What is needed here is an exact copy of every entry.
○ ○ ○
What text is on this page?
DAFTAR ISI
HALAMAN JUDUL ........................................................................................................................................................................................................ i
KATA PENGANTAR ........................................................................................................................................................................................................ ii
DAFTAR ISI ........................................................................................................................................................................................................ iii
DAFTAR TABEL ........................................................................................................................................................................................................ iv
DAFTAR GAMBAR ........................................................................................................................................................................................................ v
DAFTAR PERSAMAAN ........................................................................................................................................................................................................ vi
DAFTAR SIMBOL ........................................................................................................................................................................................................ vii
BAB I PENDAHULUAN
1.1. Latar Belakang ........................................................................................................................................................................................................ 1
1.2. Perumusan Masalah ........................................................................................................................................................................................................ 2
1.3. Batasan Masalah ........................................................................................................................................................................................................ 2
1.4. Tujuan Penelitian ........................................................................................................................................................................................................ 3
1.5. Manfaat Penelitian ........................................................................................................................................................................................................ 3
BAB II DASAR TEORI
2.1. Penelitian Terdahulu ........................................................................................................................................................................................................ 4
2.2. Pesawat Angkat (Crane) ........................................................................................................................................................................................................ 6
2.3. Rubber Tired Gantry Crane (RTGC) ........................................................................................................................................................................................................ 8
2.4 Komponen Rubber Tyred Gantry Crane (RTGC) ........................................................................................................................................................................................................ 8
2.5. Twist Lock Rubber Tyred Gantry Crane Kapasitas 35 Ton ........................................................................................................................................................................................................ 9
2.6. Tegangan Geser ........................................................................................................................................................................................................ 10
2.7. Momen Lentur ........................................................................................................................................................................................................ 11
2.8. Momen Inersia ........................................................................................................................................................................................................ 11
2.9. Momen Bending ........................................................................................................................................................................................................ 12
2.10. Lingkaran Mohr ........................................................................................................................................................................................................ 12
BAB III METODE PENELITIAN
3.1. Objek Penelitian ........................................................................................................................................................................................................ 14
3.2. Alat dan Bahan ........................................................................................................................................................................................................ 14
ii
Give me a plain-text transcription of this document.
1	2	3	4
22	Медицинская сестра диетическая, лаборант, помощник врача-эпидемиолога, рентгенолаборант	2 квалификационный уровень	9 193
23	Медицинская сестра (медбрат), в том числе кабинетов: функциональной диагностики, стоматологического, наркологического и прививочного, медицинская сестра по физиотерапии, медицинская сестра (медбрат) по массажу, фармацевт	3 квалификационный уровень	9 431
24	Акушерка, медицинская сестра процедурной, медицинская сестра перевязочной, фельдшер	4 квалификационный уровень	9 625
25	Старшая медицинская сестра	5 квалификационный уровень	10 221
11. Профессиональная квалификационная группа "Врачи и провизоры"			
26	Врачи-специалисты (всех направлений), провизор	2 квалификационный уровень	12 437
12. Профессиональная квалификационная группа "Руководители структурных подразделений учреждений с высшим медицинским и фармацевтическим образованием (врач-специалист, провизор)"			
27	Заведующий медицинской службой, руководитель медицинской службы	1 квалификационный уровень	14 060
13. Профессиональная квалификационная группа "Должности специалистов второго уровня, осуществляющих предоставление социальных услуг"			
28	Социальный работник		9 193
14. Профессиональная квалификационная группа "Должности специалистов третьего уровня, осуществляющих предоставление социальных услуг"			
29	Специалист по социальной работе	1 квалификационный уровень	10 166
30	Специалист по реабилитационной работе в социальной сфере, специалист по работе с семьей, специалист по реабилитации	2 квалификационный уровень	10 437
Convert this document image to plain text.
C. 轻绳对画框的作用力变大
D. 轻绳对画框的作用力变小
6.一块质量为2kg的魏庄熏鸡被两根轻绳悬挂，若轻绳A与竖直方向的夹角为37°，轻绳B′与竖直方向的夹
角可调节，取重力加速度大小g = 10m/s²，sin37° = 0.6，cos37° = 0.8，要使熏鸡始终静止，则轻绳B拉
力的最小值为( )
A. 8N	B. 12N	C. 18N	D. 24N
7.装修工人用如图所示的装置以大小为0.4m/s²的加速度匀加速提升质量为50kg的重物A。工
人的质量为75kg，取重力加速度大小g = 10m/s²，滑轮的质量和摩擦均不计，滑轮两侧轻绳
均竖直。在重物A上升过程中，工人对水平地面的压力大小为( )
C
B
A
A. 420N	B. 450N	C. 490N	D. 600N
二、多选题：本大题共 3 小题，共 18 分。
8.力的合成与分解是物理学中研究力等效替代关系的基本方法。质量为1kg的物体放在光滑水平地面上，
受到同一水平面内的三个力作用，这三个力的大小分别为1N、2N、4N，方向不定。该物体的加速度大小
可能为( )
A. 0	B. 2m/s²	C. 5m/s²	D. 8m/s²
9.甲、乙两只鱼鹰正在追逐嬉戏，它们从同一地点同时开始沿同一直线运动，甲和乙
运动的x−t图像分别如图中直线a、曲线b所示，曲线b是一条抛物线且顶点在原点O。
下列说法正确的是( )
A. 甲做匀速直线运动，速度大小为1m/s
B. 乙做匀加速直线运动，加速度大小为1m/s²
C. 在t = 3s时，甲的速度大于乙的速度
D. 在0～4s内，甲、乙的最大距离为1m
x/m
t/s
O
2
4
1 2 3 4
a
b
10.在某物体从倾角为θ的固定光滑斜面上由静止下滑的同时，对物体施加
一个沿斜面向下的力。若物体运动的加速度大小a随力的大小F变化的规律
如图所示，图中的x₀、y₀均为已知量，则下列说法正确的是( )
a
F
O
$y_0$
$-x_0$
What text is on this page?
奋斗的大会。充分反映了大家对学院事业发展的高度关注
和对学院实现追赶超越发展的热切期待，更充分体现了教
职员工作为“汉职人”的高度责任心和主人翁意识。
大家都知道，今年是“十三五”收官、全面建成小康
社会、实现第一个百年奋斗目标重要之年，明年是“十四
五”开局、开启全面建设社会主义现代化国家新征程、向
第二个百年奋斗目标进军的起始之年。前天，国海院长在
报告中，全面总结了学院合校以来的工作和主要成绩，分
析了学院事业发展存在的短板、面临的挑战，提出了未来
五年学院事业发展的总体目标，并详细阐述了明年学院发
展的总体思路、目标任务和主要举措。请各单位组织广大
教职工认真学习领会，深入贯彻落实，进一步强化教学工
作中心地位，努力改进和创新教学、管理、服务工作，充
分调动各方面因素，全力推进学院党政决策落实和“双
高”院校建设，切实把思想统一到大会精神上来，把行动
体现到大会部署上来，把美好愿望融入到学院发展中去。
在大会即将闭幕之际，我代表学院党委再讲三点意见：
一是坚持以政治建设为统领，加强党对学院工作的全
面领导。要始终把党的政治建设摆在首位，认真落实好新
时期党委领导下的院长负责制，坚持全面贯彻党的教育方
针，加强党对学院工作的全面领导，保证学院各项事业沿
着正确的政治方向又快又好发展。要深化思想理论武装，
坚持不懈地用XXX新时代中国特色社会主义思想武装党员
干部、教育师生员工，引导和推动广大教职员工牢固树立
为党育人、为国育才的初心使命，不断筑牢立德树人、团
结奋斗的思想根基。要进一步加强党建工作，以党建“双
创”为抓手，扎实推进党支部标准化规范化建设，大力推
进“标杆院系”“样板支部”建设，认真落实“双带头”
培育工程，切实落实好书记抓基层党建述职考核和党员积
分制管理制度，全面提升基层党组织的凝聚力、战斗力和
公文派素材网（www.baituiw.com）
○ ○ ○
▶ **Task response**
What text is on this page?
DAFTAR ISI
HALAMAN JUDUL ........................................................................................................................................................................................................ i
KATA PENGANTAR ........................................................................................................................................................................................................ ii
DAFTAR ISI ........................................................................................................................................................................................................ iii
DAFTAR TABEL ........................................................................................................................................................................................................ iv
DAFTAR GAMBAR ........................................................................................................................................................................................................ v
DAFTAR PERSAMAAN ........................................................................................................................................................................................................ vi
DAFTAR SIMBOL ........................................................................................................................................................................................................ vii
BAB I PENDAHULUAN
1.1. Latar Belakang ........................................................................................................................................................................................................ 1
1.2. Perumusan Masalah ........................................................................................................................................................................................................ 2
1.3. Batasan Masalah ........................................................................................................................................................................................................ 2
1.4. Tujuan Penelitian ........................................................................................................................................................................................................ 3
1.5. Manfaat Penelitian ........................................................................................................................................................................................................ 3
BAB II DASAR TEORI
2.1. Penelitian Terdahulu ........................................................................................................................................................................................................ 4
2.2. Pesawat Angkat (Crane) ........................................................................................................................................................................................................ 6
2.3. Rubber Tired Gantry Crane (RTGC) ........................................................................................................................................................................................................ 8
2.4 Komponen Rubber Tyred Gantry Crane (RTGC) ........................................................................................................................................................................................................ 8
2.5. Twist Lock Rubber Tyred Gantry Crane Kapasitas 35 Ton ........................................................................................................................................................................................................ 9
2.6. Tegangan Geser ........................................................................................................................................................................................................ 10
2.7. Momen Lentur ........................................................................................................................................................................................................ 11
2.8. Momen Inersia ........................................................................................................................................................................................................ 11
2.9. Momen Bending ........................................................................................................................................................................................................ 12
2.10. Lingkaran Mohr ........................................................................................................................................................................................................ 12
BAB III METODE PENELITIAN
3.1. Objek Penelitian ........................................................................................................................................................................................................ 14
3.2. Alat dan Bahan ........................................................................................................................................................................................................ 14
ii
Give me a plain-text transcription of this document.
1	2	3	4
22	Медицинская сестра диетическая, лаборант, помощник врача-эпидемиолога, рентгенолаборант	2 квалификационный уровень	9 193
23	Медицинская сестра (медбрат), в том числе кабинетов: функциональной диагностики, стоматологического, наркологического и прививочного, медицинская сестра по физиотерапии, медицинская сестра (медбрат) по массажу, фармацевт	3 квалификационный уровень	9 431
24	Акушерка, медицинская сестра процедурной, медицинская сестра перевязочной, фельдшер	4 квалификационный уровень	9 625
25	Старшая медицинская сестра	5 квалификационный уровень	10 221
11. Профессиональная квалификационная группа "Врачи и провизоры"			
26	Врачи-специалисты (всех направлений), провизор	2 квалификационный уровень	12 437
12. Профессиональная квалификационная группа "Руководители структурных подразделений учреждений с высшим медицинским и фармацевтическим образованием (врач-специалист, провизор)"			
27	Заведующий медицинской службой, руководитель медицинской службы	1 квалификационный уровень	14 060
13. Профессиональная квалификационная группа "Должности специалистов второго уровня, осуществляющих предоставление социальных услуг"			
28	Социальный работник		9 193
14. Профессиональная квалификационная группа "Должности специалистов третьего уровня, осуществляющих предоставление социальных услуг"			
29	Специалист по социальной работе	1 квалификационный уровень	10 166
30	Специалист по реабилитационной работе в социальной сфере, специалист по работе с семьей, специалист по реабилитации	2 квалификационный уровень	10 437
Convert this document image to plain text.
C. 轻绳对画框的作用力变大
D. 轻绳对画框的作用力变小
6.一块质量为2kg的魏庄熏鸡被两根轻绳悬挂，若轻绳A与竖直方向的夹角为37°，轻绳B′与竖直方向的夹
角可调节，取重力加速度大小g = 10m/s²，sin37° = 0.6，cos37° = 0.8，要使熏鸡始终静止，则轻绳B拉
力的最小值为( )
A. 8N	B. 12N	C. 18N	D. 24N
7.装修工人用如图所示的装置以大小为0.4m/s²的加速度匀加速提升质量为50kg的重物A。工
人的质量为75kg，取重力加速度大小g = 10m/s²，滑轮的质量和摩擦均不计，滑轮两侧轻绳
均竖直。在重物A上升过程中，工人对水平地面的压力大小为( )
C
B
A
A. 420N	B. 450N	C. 490N	D. 600N
二、多选题：本大题共 3 小题，共 18 分。
8.力的合成与分解是物理学中研究力等效替代关系的基本方法。质量为1kg的物体放在光滑水平地面上，
受到同一水平面内的三个力作用，这三个力的大小分别为1N、2N、4N，方向不定。该物体的加速度大小
可能为( )
A. 0	B. 2m/s²	C. 5m/s²	D. 8m/s²
9.甲、乙两只鱼鹰正在追逐嬉戏，它们从同一地点同时开始沿同一直线运动，甲和乙
运动的x−t图像分别如图中直线a、曲线b所示，曲线b是一条抛物线且顶点在原点O。
下列说法正确的是( )
A. 甲做匀速直线运动，速度大小为1m/s
B. 乙做匀加速直线运动，加速度大小为1m/s²
C. 在t = 3s时，甲的速度大于乙的速度
D. 在0～4s内，甲、乙的最大距离为1m
x/m
t/s
O
2
4
1 2 3 4
a
b
10.在某物体从倾角为θ的固定光滑斜面上由静止下滑的同时，对物体施加
一个沿斜面向下的力。若物体运动的加速度大小a随力的大小F变化的规律
如图所示，图中的x₀、y₀均为已知量，则下列说法正确的是( )
a
F
O
$y_0$
$-x_0$
What text is on this page?
奋斗的大会。充分反映了大家对学院事业发展的高度关注
和对学院实现追赶超越发展的热切期待，更充分体现了教
职员工作为“汉职人”的高度责任心和主人翁意识。
大家都知道，今年是“十三五”收官、全面建成小康
社会、实现第一个百年奋斗目标重要之年，明年是“十四
五”开局、开启全面建设社会主义现代化国家新征程、向
第二个百年奋斗目标进军的起始之年。前天，国海院长在
报告中，全面总结了学院合校以来的工作和主要成绩，分
析了学院事业发展存在的短板、面临的挑战，提出了未来
五年学院事业发展的总体目标，并详细阐述了明年学院发
展的总体思路、目标任务和主要举措。请各单位组织广大
教职工认真学习领会，深入贯彻落实，进一步强化教学工
作中心地位，努力改进和创新教学、管理、服务工作，充
分调动各方面因素，全力推进学院党政决策落实和“双
高”院校建设，切实把思想统一到大会精神上来，把行动
体现到大会部署上来，把美好愿望融入到学院发展中去。
在大会即将闭幕之际，我代表学院党委再讲三点意见：
一是坚持以政治建设为统领，加强党对学院工作的全
面领导。要始终把党的政治建设摆在首位，认真落实好新
时期党委领导下的院长负责制，坚持全面贯彻党的教育方
针，加强党对学院工作的全面领导，保证学院各项事业沿
着正确的政治方向又快又好发展。要深化思想理论武装，
坚持不懈地用XXX新时代中国特色社会主义思想武装党员
干部、教育师生员工，引导和推动广大教职员工牢固树立
为党育人、为国育才的初心使命，不断筑牢立德树人、团
结奋斗的思想根基。要进一步加强党建工作，以党建“双
创”为抓手，扎实推进党支部标准化规范化建设，大力推
进“标杆院系”“样板支部”建设，认真落实“双带头”
培育工程，切实落实好书记抓基层党建述职考核和党员积
分制管理制度，全面提升基层党组织的凝聚力、战斗力和
公文派素材网（www.baituiw.com）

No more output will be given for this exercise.